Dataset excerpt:
::::
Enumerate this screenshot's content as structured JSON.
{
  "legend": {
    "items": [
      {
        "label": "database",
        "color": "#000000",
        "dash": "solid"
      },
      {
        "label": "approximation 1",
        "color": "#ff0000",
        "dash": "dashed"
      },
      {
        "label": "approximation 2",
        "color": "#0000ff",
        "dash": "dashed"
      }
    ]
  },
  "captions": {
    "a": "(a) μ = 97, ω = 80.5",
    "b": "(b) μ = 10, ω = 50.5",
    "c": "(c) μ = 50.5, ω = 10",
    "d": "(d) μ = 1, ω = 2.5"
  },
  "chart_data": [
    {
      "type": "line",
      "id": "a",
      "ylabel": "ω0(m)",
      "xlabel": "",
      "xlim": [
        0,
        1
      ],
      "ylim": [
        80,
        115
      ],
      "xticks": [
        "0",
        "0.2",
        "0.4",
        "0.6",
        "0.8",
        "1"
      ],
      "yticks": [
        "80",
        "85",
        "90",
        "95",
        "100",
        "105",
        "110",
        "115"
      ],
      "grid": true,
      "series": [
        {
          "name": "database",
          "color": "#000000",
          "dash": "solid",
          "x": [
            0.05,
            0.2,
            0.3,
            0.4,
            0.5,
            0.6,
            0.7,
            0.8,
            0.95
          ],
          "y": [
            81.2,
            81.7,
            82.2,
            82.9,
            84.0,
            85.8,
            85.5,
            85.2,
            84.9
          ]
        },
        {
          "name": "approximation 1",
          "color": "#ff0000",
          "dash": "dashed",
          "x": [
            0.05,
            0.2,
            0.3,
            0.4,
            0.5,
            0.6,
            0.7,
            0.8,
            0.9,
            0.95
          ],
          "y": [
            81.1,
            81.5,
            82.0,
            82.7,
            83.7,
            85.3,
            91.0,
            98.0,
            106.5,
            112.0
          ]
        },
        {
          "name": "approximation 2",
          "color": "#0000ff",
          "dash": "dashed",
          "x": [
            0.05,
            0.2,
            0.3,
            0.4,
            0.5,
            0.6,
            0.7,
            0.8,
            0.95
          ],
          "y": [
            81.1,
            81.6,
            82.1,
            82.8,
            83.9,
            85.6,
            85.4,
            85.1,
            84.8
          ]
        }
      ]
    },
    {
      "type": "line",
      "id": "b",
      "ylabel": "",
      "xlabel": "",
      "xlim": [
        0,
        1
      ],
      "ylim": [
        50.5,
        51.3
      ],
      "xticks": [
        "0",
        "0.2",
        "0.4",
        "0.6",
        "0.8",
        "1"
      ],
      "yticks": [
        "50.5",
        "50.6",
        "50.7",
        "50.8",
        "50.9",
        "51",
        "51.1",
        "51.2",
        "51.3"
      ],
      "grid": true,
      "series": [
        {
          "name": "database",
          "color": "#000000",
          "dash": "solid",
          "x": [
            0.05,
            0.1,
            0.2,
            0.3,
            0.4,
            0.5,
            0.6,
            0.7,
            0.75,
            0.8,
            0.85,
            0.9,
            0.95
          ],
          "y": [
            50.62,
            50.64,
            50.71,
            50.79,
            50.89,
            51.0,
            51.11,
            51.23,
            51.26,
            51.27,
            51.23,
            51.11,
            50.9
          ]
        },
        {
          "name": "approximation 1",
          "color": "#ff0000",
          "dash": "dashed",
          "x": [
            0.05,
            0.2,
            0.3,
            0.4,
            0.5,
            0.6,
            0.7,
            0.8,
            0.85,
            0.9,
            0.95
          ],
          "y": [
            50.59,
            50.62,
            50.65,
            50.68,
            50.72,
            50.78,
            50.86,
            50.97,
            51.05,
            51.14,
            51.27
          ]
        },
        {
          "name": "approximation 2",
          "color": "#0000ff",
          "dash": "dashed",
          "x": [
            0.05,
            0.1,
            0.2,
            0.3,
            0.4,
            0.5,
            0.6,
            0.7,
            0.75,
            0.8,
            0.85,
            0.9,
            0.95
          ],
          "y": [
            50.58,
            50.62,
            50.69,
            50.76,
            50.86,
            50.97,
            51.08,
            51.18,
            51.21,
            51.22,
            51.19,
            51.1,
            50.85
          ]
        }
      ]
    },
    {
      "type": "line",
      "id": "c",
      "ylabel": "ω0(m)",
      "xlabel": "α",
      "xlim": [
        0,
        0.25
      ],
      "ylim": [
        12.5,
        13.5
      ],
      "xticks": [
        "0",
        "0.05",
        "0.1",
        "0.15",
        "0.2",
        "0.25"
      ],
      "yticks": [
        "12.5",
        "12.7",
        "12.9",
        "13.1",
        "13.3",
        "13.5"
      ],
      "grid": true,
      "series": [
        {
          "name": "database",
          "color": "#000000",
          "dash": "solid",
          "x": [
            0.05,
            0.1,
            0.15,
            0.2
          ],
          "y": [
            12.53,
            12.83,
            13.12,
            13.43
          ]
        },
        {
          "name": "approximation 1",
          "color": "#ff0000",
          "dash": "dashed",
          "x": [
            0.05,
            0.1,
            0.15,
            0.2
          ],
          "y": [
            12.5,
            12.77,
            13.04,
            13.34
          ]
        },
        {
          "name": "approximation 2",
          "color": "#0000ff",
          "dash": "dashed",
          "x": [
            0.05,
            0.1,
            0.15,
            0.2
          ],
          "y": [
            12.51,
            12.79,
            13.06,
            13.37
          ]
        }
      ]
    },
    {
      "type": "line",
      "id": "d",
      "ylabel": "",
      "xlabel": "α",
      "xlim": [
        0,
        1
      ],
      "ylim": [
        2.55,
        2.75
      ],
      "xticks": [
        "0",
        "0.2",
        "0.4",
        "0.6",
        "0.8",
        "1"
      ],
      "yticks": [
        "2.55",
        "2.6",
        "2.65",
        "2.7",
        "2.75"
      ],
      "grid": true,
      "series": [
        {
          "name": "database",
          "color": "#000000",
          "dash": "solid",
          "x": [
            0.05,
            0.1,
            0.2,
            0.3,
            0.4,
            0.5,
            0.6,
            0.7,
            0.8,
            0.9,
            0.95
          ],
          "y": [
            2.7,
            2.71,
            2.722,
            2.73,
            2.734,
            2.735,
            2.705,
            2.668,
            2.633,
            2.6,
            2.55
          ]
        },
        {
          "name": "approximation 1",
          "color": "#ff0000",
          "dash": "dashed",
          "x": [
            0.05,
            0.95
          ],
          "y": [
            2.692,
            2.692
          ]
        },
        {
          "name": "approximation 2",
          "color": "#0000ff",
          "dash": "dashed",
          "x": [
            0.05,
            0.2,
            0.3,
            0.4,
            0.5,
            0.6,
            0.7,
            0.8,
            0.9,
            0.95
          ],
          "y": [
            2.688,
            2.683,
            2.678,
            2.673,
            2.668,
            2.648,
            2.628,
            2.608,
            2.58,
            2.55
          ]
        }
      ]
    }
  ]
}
::::
All of the entries should be written out again exactly.

Enumerate this screenshot's content as structured JSON.
{
  "legend": {
    "items": [
      {
        "label": "database",
        "color": "#000000",
        "dash": "solid"
      },
      {
        "label": "approximation 1",
        "color": "#ff0000",
        "dash": "dashed"
      },
      {
        "label": "approximation 2",
        "color": "#0000ff",
        "dash": "dashed"
      }
    ]
  },
  "captions": {
    "a": "(a) μ = 97, ω = 80.5",
    "b": "(b) μ = 10, ω = 50.5",
    "c": "(c) μ = 50.5, ω = 10",
    "d": "(d) μ = 1, ω = 2.5"
  },
  "chart_data": [
    {
      "type": "line",
      "id": "a",
      "ylabel": "ω0(m)",
      "xlabel": "",
      "xlim": [
        0,
        1
      ],
      "ylim": [
        80,
        115
      ],
      "xticks": [
        "0",
        "0.2",
        "0.4",
        "0.6",
        "0.8",
        "1"
      ],
      "yticks": [
        "80",
        "85",
        "90",
        "95",
        "100",
        "105",
        "110",
        "115"
      ],
      "grid": true,
      "series": [
        {
          "name": "database",
          "color": "#000000",
          "dash": "solid",
          "x": [
            0.05,
            0.2,
            0.3,
            0.4,
            0.5,
            0.6,
            0.7,
            0.8,
            0.95
          ],
          "y": [
            81.2,
            81.7,
            82.2,
            82.9,
            84.0,
            85.8,
            85.5,
            85.2,
            84.9
          ]
        },
        {
          "name": "approximation 1",
          "color": "#ff0000",
          "dash": "dashed",
          "x": [
            0.05,
            0.2,
            0.3,
            0.4,
            0.5,
            0.6,
            0.7,
            0.8,
            0.9,
            0.95
          ],
          "y": [
            81.1,
            81.5,
            82.0,
            82.7,
            83.7,
            85.3,
            91.0,
            98.0,
            106.5,
            112.0
          ]
        },
        {
          "name": "approximation 2",
          "color": "#0000ff",
          "dash": "dashed",
          "x": [
            0.05,
            0.2,
            0.3,
            0.4,
            0.5,
            0.6,
            0.7,
            0.8,
            0.95
          ],
          "y": [
            81.1,
            81.6,
            82.1,
            82.8,
            83.9,
            85.6,
            85.4,
            85.1,
            84.8
          ]
        }
      ]
    },
    {
      "type": "line",
      "id": "b",
      "ylabel": "",
      "xlabel": "",
      "xlim": [
        0,
        1
      ],
      "ylim": [
        50.5,
        51.3
      ],
      "xticks": [
        "0",
        "0.2",
        "0.4",
        "0.6",
        "0.8",
        "1"
      ],
      "yticks": [
        "50.5",
        "50.6",
        "50.7",
        "50.8",
        "50.9",
        "51",
        "51.1",
        "51.2",
        "51.3"
      ],
      "grid": true,
      "series": [
        {
          "name": "database",
          "color": "#000000",
          "dash": "solid",
          "x": [
            0.05,
            0.1,
            0.2,
            0.3,
            0.4,
            0.5,
            0.6,
            0.7,
            0.75,
            0.8,
            0.85,
            0.9,
            0.95
          ],
          "y": [
            50.62,
            50.64,
            50.71,
            50.79,
            50.89,
            51.0,
            51.11,
            51.23,
            51.26,
            51.27,
            51.23,
            51.11,
            50.9
          ]
        },
        {
          "name": "approximation 1",
          "color": "#ff0000",
          "dash": "dashed",
          "x": [
            0.05,
            0.2,
            0.3,
            0.4,
            0.5,
            0.6,
            0.7,
            0.8,
            0.85,
            0.9,
            0.95
          ],
          "y": [
            50.59,
            50.62,
            50.65,
            50.68,
            50.72,
            50.78,
            50.86,
            50.97,
            51.05,
            51.14,
            51.27
          ]
        },
        {
          "name": "approximation 2",
          "color": "#0000ff",
          "dash": "dashed",
          "x": [
            0.05,
            0.1,
            0.2,
            0.3,
            0.4,
            0.5,
            0.6,
            0.7,
            0.75,
            0.8,
            0.85,
            0.9,
            0.95
          ],
          "y": [
            50.58,
            50.62,
            50.69,
            50.76,
            50.86,
            50.97,
            51.08,
            51.18,
            51.21,
            51.22,
            51.19,
            51.1,
            50.85
          ]
        }
      ]
    },
    {
      "type": "line",
      "id": "c",
      "ylabel": "ω0(m)",
      "xlabel": "α",
      "xlim": [
        0,
        0.25
      ],
      "ylim": [
        12.5,
        13.5
      ],
      "xticks": [
        "0",
        "0.05",
        "0.1",
        "0.15",
        "0.2",
        "0.25"
      ],
      "yticks": [
        "12.5",
        "12.7",
        "12.9",
        "13.1",
        "13.3",
        "13.5"
      ],
      "grid": true,
      "series": [
        {
          "name": "database",
          "color": "#000000",
          "dash": "solid",
          "x": [
            0.05,
            0.1,
            0.15,
            0.2
          ],
          "y": [
            12.53,
            12.83,
            13.12,
            13.43
          ]
        },
        {
          "name": "approximation 1",
          "color": "#ff0000",
          "dash": "dashed",
          "x": [
            0.05,
            0.1,
            0.15,
            0.2
          ],
          "y": [
            12.5,
            12.77,
            13.04,
            13.34
          ]
        },
        {
          "name": "approximation 2",
          "color": "#0000ff",
          "dash": "dashed",
          "x": [
            0.05,
            0.1,
            0.15,
            0.2
          ],
          "y": [
            12.51,
            12.79,
            13.06,
            13.37
          ]
        }
      ]
    },
    {
      "type": "line",
      "id": "d",
      "ylabel": "",
      "xlabel": "α",
      "xlim": [
        0,
        1
      ],
      "ylim": [
        2.55,
        2.75
      ],
      "xticks": [
        "0",
        "0.2",
        "0.4",
        "0.6",
        "0.8",
        "1"
      ],
      "yticks": [
        "2.55",
        "2.6",
        "2.65",
        "2.7",
        "2.75"
      ],
      "grid": true,
      "series": [
        {
          "name": "database",
          "color": "#000000",
          "dash": "solid",
          "x": [
            0.05,
            0.1,
            0.2,
            0.3,
            0.4,
            0.5,
            0.6,
            0.7,
            0.8,
            0.9,
            0.95
          ],
          "y": [
            2.7,
            2.71,
            2.722,
            2.73,
            2.734,
            2.735,
            2.705,
            2.668,
            2.633,
            2.6,
            2.55
          ]
        },
        {
          "name": "approximation 1",
          "color": "#ff0000",
          "dash": "dashed",
          "x": [
            0.05,
            0.95
          ],
          "y": [
            2.692,
            2.692
          ]
        },
        {
          "name": "approximation 2",
          "color": "#0000ff",
          "dash": "dashed",
          "x": [
            0.05,
            0.2,
            0.3,
            0.4,
            0.5,
            0.6,
            0.7,
            0.8,
            0.9,
            0.95
          ],
          "y": [
            2.688,
            2.683,
            2.678,
            2.673,
            2.668,
            2.648,
            2.628,
            2.608,
            2.58,
            2.55
          ]
        }
      ]
    }
  ]
}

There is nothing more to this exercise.